## [Task inputs]
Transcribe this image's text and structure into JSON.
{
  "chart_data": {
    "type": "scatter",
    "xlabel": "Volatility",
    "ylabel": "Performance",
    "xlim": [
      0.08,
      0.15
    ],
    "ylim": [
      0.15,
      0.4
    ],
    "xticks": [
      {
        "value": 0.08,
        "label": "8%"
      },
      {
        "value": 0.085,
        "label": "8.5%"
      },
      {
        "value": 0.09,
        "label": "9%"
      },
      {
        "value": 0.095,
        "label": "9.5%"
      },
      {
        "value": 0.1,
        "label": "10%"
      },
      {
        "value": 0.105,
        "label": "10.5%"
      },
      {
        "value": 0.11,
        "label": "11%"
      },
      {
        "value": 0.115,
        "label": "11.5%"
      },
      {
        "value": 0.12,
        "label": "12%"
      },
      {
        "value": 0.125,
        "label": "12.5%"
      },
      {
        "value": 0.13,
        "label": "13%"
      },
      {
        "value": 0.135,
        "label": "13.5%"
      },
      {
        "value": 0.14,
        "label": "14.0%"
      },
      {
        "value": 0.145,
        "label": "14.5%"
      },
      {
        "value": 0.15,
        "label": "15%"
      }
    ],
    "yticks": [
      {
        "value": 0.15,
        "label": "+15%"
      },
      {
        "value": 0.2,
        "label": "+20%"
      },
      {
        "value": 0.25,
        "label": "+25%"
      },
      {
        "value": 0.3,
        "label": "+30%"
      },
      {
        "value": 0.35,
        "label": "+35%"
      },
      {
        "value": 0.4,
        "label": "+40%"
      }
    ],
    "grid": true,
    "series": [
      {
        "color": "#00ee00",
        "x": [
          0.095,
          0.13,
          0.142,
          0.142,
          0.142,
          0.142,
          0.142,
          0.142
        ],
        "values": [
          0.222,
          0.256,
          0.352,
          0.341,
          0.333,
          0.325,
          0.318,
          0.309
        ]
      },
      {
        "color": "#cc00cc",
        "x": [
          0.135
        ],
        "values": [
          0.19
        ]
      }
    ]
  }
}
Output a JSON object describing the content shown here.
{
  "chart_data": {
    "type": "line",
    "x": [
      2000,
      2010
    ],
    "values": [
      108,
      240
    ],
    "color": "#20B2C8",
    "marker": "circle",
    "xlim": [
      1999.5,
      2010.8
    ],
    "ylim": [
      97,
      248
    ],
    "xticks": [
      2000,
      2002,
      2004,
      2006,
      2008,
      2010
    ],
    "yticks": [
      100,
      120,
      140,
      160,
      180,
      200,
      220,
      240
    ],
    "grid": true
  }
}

## [Problem description]
Pull out all lines from the listing that contain the string "JSON".

## [Task result]
Transcribe this image's text and structure into JSON.
Output a JSON object describing the content shown here.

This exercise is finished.